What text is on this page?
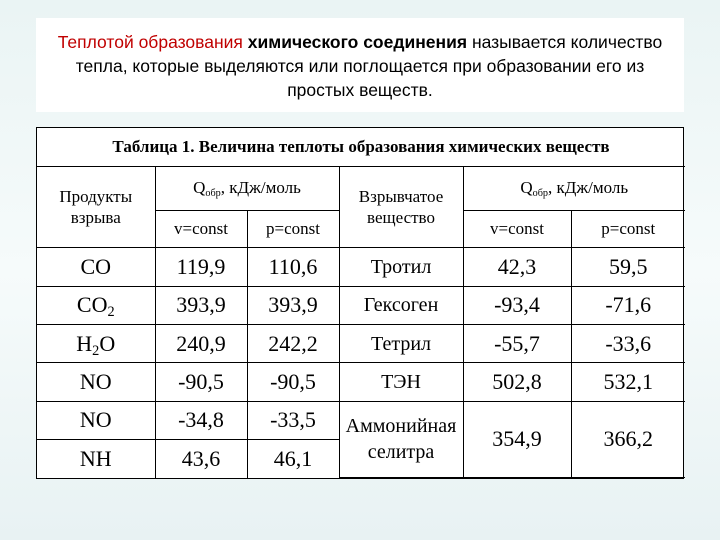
Теплотой образования химического соединения называется количество тепла, которые выделяются или поглощается при образовании его из простых веществ.
Таблица 1. Величина теплоты образования химических веществ					
Продукты взрыва	Qобр, кДж/моль		Взрывчатое вещество	Qобр, кДж/моль	
	v=const	p=const		v=const	p=const
CO	119,9	110,6	Тротил	42,3	59,5
$CO_2$	393,9	393,9	Гексоген	-93,4	-71,6
$H_2O$	240,9	242,2	Тетрил	-55,7	-33,6
NO	-90,5	-90,5	ТЭН	502,8	532,1
NO	-34,8	-33,5	Аммонийная селитра	354,9	366,2
NH	43,6	46,1			
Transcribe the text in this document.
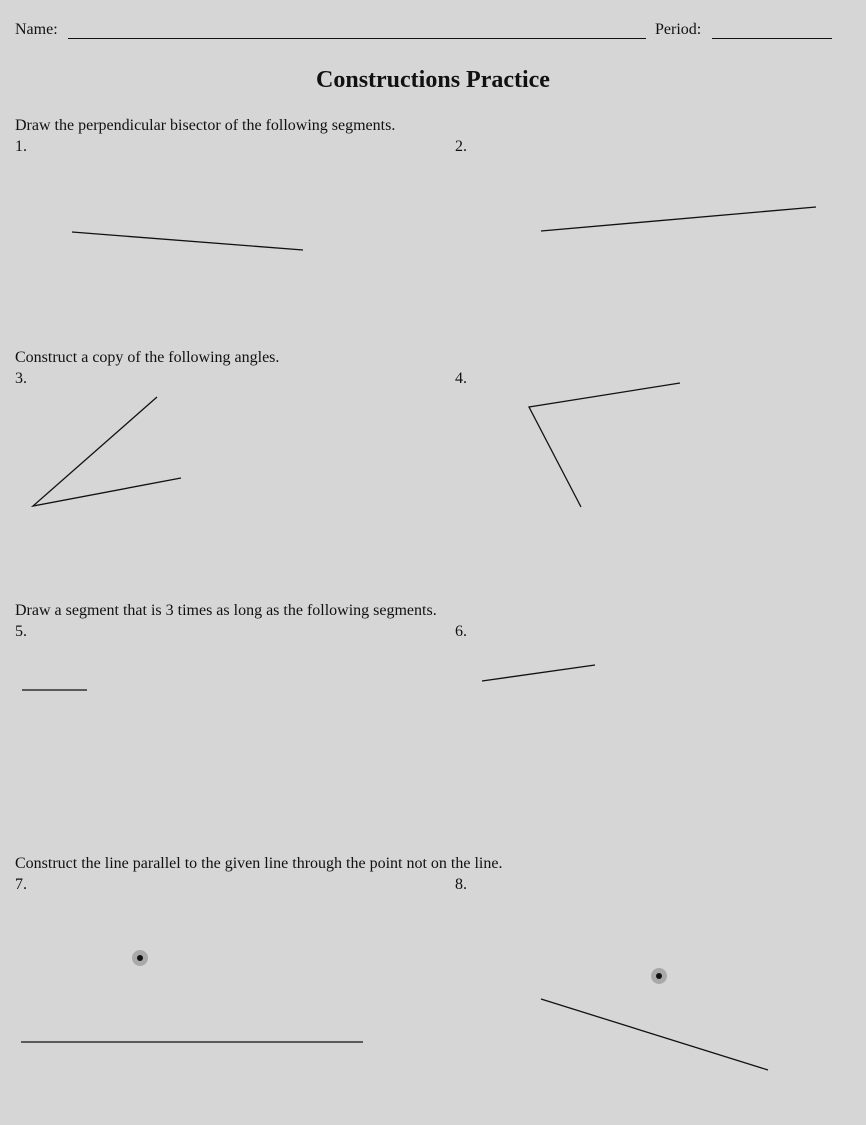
Name:	Period:
Constructions Practice
Draw the perpendicular bisector of the following segments.
1.	2.
Construct a copy of the following angles.
3.	4.
Draw a segment that is 3 times as long as the following segments.
5.	6.
Construct the line parallel to the given line through the point not on the line.
7.	8.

* [STATED PROBLEM]
Every line holding "образования" should be copied out.

* [RESULT OF THE EXERCISE]
Теплотой образования химического соединения называется количество тепла, которые выделяются или поглощается при образовании его из простых веществ.
Таблица 1. Величина теплоты образования химических веществ					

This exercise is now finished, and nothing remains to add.